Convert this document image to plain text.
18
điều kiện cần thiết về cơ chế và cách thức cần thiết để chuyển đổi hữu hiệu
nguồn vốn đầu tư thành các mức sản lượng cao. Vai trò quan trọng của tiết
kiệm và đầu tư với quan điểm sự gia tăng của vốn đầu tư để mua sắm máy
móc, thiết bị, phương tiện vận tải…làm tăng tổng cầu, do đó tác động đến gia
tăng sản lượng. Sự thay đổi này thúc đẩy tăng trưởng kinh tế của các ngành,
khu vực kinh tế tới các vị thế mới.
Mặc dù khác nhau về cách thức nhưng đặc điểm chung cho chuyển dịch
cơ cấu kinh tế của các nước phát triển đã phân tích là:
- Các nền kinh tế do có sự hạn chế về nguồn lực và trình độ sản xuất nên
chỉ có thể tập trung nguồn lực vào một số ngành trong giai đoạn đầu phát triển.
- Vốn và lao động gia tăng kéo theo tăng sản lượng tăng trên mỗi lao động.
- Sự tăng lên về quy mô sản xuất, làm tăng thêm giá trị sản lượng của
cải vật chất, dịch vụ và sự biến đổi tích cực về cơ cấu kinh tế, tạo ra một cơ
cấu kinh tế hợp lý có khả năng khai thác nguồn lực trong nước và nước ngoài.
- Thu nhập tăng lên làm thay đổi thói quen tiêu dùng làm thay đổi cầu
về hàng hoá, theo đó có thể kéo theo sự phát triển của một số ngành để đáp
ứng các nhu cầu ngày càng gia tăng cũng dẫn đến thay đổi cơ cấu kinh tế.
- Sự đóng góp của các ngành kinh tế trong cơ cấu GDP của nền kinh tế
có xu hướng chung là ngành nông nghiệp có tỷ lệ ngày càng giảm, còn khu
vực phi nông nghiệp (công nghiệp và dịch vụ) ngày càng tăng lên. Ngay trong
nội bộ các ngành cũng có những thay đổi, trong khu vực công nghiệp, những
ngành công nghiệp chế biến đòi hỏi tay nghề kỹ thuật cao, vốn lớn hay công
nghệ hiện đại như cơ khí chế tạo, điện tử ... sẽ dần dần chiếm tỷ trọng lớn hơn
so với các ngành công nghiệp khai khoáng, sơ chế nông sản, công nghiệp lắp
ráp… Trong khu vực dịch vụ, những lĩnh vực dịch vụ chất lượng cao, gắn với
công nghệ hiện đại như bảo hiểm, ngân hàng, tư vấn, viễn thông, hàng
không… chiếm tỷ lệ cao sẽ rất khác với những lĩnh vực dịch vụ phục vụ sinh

WHAT IS REQUIRED
Take the entries and copy them out exactly.

REPLY
Convert this document image to plain text.
18
điều kiện cần thiết về cơ chế và cách thức cần thiết để chuyển đổi hữu hiệu
nguồn vốn đầu tư thành các mức sản lượng cao. Vai trò quan trọng của tiết
kiệm và đầu tư với quan điểm sự gia tăng của vốn đầu tư để mua sắm máy
móc, thiết bị, phương tiện vận tải…làm tăng tổng cầu, do đó tác động đến gia
tăng sản lượng. Sự thay đổi này thúc đẩy tăng trưởng kinh tế của các ngành,
khu vực kinh tế tới các vị thế mới.
Mặc dù khác nhau về cách thức nhưng đặc điểm chung cho chuyển dịch
cơ cấu kinh tế của các nước phát triển đã phân tích là:
- Các nền kinh tế do có sự hạn chế về nguồn lực và trình độ sản xuất nên
chỉ có thể tập trung nguồn lực vào một số ngành trong giai đoạn đầu phát triển.
- Vốn và lao động gia tăng kéo theo tăng sản lượng tăng trên mỗi lao động.
- Sự tăng lên về quy mô sản xuất, làm tăng thêm giá trị sản lượng của
cải vật chất, dịch vụ và sự biến đổi tích cực về cơ cấu kinh tế, tạo ra một cơ
cấu kinh tế hợp lý có khả năng khai thác nguồn lực trong nước và nước ngoài.
- Thu nhập tăng lên làm thay đổi thói quen tiêu dùng làm thay đổi cầu
về hàng hoá, theo đó có thể kéo theo sự phát triển của một số ngành để đáp
ứng các nhu cầu ngày càng gia tăng cũng dẫn đến thay đổi cơ cấu kinh tế.
- Sự đóng góp của các ngành kinh tế trong cơ cấu GDP của nền kinh tế
có xu hướng chung là ngành nông nghiệp có tỷ lệ ngày càng giảm, còn khu
vực phi nông nghiệp (công nghiệp và dịch vụ) ngày càng tăng lên. Ngay trong
nội bộ các ngành cũng có những thay đổi, trong khu vực công nghiệp, những
ngành công nghiệp chế biến đòi hỏi tay nghề kỹ thuật cao, vốn lớn hay công
nghệ hiện đại như cơ khí chế tạo, điện tử ... sẽ dần dần chiếm tỷ trọng lớn hơn
so với các ngành công nghiệp khai khoáng, sơ chế nông sản, công nghiệp lắp
ráp… Trong khu vực dịch vụ, những lĩnh vực dịch vụ chất lượng cao, gắn với
công nghệ hiện đại như bảo hiểm, ngân hàng, tư vấn, viễn thông, hàng
không… chiếm tỷ lệ cao sẽ rất khác với những lĩnh vực dịch vụ phục vụ sinh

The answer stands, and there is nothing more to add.